» **Work required**: Pull out each line of the data that includes the word "macropodid".

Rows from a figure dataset
━━━━━━━━━━━━━━━━━━━━

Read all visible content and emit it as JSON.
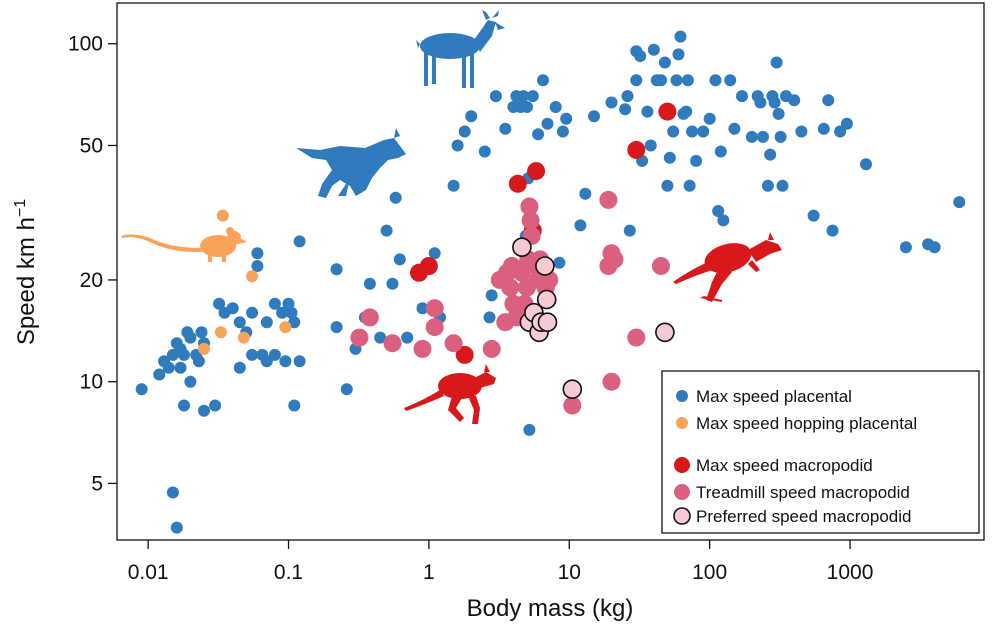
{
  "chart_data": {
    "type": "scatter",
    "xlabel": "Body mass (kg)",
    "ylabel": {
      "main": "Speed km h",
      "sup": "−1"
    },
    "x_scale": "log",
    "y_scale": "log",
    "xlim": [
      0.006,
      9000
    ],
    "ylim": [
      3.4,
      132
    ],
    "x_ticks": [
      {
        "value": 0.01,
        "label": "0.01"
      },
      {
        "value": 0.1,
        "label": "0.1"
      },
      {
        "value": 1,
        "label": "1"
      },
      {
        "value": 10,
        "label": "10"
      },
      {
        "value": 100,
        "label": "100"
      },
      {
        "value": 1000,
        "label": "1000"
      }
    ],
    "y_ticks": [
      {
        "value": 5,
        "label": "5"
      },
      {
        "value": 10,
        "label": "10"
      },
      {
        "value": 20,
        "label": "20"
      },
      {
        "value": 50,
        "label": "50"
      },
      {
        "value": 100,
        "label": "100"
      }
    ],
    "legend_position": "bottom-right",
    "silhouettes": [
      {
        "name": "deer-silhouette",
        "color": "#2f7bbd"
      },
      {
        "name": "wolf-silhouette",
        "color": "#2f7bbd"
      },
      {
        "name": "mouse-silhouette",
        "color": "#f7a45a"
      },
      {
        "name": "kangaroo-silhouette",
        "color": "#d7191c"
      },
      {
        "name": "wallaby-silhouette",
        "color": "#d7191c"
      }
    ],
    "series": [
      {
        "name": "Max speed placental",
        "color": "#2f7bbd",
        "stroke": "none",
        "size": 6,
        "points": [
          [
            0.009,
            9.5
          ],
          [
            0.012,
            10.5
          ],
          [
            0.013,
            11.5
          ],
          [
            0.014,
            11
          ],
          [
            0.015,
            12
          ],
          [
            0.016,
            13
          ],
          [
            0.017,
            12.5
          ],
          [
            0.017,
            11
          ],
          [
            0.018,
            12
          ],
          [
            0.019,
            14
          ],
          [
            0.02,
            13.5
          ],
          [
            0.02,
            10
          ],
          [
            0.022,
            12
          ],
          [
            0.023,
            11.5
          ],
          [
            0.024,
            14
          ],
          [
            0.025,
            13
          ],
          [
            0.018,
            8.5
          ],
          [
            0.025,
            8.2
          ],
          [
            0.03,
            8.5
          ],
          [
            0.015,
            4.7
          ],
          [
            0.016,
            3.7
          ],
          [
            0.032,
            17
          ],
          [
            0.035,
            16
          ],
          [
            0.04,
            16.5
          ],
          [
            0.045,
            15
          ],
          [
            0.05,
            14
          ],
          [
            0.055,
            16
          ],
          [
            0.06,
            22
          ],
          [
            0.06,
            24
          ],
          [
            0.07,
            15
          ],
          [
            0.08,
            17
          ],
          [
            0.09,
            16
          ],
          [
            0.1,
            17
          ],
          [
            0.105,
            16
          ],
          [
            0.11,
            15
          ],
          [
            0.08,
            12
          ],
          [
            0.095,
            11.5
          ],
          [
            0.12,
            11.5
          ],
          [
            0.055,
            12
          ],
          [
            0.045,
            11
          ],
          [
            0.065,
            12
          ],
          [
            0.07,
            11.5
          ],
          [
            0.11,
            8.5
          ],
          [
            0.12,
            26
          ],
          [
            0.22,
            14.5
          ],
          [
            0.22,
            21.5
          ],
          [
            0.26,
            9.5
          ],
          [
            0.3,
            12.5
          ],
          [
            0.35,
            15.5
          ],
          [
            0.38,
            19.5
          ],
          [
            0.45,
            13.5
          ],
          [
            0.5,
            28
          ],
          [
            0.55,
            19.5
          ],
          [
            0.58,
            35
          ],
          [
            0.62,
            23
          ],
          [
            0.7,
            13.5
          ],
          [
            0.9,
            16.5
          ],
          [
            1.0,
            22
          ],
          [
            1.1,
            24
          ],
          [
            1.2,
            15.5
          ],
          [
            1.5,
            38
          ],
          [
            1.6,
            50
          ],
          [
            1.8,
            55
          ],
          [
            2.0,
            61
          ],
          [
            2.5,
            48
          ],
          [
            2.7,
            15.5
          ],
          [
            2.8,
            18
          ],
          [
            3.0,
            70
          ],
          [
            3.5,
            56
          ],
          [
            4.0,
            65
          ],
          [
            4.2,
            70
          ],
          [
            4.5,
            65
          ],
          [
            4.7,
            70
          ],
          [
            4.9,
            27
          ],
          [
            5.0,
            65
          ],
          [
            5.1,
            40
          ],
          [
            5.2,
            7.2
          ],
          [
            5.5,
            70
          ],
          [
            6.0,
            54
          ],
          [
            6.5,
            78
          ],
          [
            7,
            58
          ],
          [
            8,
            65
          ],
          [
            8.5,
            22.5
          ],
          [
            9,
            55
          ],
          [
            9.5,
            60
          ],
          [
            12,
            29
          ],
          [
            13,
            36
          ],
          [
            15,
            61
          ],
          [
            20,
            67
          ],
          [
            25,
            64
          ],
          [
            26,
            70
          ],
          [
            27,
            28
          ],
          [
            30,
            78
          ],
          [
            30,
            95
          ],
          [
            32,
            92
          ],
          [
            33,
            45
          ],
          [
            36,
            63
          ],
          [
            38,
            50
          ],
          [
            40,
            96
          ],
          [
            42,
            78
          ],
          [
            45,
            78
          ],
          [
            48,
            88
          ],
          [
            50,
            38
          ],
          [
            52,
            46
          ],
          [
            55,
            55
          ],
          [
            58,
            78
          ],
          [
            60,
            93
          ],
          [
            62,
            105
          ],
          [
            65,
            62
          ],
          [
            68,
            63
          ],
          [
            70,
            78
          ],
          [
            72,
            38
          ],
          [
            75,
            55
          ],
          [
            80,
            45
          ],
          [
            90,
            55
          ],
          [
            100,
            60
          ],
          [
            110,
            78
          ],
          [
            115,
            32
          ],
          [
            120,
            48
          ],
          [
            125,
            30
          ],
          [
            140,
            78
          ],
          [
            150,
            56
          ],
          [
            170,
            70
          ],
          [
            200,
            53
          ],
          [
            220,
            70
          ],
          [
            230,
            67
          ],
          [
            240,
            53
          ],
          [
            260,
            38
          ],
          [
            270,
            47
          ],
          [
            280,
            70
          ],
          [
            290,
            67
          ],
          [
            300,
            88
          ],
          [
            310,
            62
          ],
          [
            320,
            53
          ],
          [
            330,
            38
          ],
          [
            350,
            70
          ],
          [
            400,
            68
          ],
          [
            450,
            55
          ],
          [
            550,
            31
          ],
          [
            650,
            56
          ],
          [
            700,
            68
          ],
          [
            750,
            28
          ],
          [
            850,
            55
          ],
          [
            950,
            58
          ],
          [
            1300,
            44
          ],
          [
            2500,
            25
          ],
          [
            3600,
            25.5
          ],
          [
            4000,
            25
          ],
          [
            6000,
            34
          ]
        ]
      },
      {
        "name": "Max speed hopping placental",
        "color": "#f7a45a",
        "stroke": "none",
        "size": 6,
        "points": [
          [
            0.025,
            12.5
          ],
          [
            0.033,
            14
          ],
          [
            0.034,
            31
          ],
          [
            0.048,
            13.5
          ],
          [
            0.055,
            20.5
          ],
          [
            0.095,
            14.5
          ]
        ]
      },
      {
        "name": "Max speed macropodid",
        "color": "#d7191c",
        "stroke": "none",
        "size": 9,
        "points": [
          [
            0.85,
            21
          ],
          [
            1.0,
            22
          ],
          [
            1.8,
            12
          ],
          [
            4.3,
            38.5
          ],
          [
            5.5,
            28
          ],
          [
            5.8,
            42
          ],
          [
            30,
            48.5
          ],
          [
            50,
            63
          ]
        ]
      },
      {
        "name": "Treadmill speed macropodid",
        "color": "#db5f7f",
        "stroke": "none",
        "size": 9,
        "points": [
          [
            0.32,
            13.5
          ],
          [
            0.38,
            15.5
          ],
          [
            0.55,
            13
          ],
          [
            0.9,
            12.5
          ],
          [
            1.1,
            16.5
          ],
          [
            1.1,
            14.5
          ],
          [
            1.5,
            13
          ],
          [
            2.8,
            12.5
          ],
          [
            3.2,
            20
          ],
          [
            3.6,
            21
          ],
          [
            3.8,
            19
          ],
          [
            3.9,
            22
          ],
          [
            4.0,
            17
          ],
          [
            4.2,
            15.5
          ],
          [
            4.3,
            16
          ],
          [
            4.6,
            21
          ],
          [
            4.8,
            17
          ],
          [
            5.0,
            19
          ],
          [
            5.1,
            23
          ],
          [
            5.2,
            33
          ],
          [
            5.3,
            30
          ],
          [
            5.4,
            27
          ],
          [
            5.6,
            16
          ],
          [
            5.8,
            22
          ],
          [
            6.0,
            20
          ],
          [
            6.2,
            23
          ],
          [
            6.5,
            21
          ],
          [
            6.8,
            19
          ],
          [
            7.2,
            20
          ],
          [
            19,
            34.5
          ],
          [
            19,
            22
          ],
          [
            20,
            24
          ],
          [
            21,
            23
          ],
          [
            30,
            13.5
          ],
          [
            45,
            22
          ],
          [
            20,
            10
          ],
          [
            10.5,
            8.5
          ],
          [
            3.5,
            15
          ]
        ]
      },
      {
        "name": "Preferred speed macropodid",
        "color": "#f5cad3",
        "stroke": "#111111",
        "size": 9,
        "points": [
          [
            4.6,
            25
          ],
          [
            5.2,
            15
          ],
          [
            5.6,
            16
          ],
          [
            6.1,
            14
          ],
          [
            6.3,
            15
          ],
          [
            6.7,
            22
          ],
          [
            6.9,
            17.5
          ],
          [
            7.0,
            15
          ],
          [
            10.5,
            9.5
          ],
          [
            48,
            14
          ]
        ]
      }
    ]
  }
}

━━━━━━━━━━━━━━━━━━━━

» **The answer**:
        "name": "Max speed macropodid",
        "name": "Treadmill speed macropodid",
        "name": "Preferred speed macropodid",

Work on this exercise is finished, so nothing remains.